**TEXTE À LIRE:**
= = = = = = =

ADM / Maple Leaf Mills
Après que Maple Leaf Mills Inc. (MLM) eut annoncé en février 1996 son intention de vendre ses éléments d'actif de minoterie au Canada, possédés conjointement par ConAgra Inc. et Aliments Maple Leaf Inc., à ADM Agri-Industries Ltd. (ADM), une filiale canadienne de la société Archer-Daniels-Midland, de Decatur (Illinois), le Bureau de la concurrence a procédé à un examen complet de la transaction proposée. ADM et MLM étaient les deux plus grandes entreprises de minoterie (farine de blé) au Canada. Les éléments d'actif visés par l'acquisition englobaient des minoteries situées à Calgary et à Port Colborne, ainsi que deux minoteries à Montréal.

= = = = = = =

**EXERCICES À FAIRE:**
• A. Indiquez si chacun des énoncés suivants concorde avec le texte sur ADM et Maple Leaf Mills en répondant par oui ou par non et en citant les mots du texte qui le justifient : (i) ADM est la filiale canadienne d'une société établie à Decatur (Illinois) ; (ii) l'acquisition ne visait qu'une seule minoterie à Montréal ; (iii) MLM a fait connaître son intention de vendre en février 1996.
• B. Reprenez le texte sur ADM et Maple Leaf Mills à la suite de sa dernière phrase et poursuivez-le.

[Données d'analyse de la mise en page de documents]
= = = = = = =

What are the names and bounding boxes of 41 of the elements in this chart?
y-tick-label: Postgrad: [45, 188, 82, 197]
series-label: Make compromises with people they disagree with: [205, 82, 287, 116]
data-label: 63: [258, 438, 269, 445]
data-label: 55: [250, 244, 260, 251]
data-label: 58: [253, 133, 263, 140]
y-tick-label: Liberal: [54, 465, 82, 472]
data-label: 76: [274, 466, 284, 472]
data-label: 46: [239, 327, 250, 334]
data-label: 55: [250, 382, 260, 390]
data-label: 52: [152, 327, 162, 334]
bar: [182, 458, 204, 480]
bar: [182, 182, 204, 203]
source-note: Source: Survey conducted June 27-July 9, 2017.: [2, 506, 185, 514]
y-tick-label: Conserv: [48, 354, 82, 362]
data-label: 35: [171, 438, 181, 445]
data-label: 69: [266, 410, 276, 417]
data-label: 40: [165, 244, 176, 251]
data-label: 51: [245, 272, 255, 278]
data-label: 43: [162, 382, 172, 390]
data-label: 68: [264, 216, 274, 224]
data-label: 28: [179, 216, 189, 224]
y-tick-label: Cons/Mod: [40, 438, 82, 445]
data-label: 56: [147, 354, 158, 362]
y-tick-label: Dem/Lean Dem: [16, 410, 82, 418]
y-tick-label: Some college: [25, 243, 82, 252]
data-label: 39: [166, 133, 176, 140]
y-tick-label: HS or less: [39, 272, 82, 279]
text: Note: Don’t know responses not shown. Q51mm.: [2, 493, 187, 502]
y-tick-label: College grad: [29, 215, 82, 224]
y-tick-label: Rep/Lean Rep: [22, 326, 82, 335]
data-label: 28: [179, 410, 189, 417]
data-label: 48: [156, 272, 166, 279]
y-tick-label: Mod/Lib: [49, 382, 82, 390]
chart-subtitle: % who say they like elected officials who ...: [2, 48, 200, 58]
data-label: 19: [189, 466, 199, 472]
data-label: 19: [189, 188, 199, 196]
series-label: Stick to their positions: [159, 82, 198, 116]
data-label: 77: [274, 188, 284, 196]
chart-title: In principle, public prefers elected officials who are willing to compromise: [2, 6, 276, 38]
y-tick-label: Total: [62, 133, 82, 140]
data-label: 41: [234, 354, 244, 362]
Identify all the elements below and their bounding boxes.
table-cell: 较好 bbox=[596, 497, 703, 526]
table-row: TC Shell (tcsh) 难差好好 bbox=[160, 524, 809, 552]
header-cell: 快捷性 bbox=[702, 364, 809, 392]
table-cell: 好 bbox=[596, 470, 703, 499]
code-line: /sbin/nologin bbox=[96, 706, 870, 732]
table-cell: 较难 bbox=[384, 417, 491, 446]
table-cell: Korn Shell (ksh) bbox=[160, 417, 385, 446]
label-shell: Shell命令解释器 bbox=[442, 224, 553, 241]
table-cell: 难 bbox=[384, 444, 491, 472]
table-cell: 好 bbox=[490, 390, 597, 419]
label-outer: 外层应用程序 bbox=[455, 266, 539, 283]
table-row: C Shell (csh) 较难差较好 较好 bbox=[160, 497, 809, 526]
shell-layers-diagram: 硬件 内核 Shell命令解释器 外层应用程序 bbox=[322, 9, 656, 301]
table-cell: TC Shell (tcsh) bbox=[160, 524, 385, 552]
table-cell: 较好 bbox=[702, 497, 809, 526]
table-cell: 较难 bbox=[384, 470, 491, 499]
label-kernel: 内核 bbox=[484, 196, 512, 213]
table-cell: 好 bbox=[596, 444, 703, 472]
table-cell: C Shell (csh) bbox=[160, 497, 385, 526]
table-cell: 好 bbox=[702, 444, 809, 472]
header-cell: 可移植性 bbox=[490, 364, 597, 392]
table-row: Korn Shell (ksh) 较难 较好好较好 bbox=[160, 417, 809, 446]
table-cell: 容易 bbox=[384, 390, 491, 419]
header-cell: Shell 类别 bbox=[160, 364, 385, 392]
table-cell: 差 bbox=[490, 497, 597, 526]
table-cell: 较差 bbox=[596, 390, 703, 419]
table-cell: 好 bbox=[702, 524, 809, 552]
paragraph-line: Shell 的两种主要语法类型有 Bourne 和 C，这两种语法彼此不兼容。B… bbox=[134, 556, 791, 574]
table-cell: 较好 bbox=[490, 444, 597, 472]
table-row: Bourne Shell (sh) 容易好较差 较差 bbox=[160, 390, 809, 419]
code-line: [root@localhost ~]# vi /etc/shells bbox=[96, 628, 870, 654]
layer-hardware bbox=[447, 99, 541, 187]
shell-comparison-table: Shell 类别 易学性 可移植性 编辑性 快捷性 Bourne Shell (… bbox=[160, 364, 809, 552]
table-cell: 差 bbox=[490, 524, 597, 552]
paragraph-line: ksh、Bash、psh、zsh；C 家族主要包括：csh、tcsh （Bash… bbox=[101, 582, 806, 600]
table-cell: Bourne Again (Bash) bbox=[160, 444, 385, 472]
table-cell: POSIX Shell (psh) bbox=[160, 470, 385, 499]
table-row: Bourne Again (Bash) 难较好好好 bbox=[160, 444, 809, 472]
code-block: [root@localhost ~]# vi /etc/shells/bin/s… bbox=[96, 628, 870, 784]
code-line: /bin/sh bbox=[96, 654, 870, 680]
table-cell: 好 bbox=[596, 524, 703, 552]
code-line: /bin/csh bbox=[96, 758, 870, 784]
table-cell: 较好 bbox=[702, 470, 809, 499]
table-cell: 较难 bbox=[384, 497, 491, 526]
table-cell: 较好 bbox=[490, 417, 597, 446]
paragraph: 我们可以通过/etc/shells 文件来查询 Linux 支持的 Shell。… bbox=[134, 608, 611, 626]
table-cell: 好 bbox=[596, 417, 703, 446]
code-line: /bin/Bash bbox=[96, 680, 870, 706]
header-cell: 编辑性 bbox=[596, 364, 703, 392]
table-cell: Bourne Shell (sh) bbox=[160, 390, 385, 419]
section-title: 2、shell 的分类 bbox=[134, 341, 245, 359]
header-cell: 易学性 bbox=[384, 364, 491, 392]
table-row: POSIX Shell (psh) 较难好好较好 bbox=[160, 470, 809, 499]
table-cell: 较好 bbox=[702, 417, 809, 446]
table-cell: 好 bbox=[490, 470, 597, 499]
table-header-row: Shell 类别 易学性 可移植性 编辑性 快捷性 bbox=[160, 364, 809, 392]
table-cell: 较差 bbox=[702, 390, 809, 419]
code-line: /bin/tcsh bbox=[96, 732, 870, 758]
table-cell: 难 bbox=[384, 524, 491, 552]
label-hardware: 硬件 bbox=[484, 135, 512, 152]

= = = = = = =

**CORRIGÉ:**
• A.
(i) Oui : « une filiale canadienne de la société Archer-Daniels-Midland, de Decatur (Illinois) ».
(ii) Non : « ainsi que deux minoteries à Montréal ».
(iii) Oui : « Après que Maple Leaf Mills Inc. (MLM) eut annoncé en février 1996 son intention de vendre ».

• B.
Le Bureau a conclu que la transaction, selon son montage initial, diminuerait sensiblement la concurrence sur le marché de l'approvisionnement en farine de blé dur en vrac du Québec et des provinces maritimes (Nouveau-Brunswick, Nouvelle-Écosse, Île-du-Prince-Édouard et Terre-Neuve). Quant aux deux autres marchés géographiques susceptibles d'être touchés par la transaction, soit l'Ontario et l'Ouest du Canada, il a conclu que le fusionnement ne diminuerait pas sensiblement la concurrence. En ce qui concerne l'Ontario, il a estimé qu'une société de Buffalo, U.S. Milling Company, deviendrait un concurrent important dans un avenir prochain. Il est par ailleurs arrivé à la conclusion que, dans l'Ouest du Canada, le fusionnement n'aurait pas pour effet d'empêcher ou de diminuer sensiblement la concurrence, en raison notamment des projets d'agrandissement envisagés ou entrepris par d'autres minoteries sur ce marché.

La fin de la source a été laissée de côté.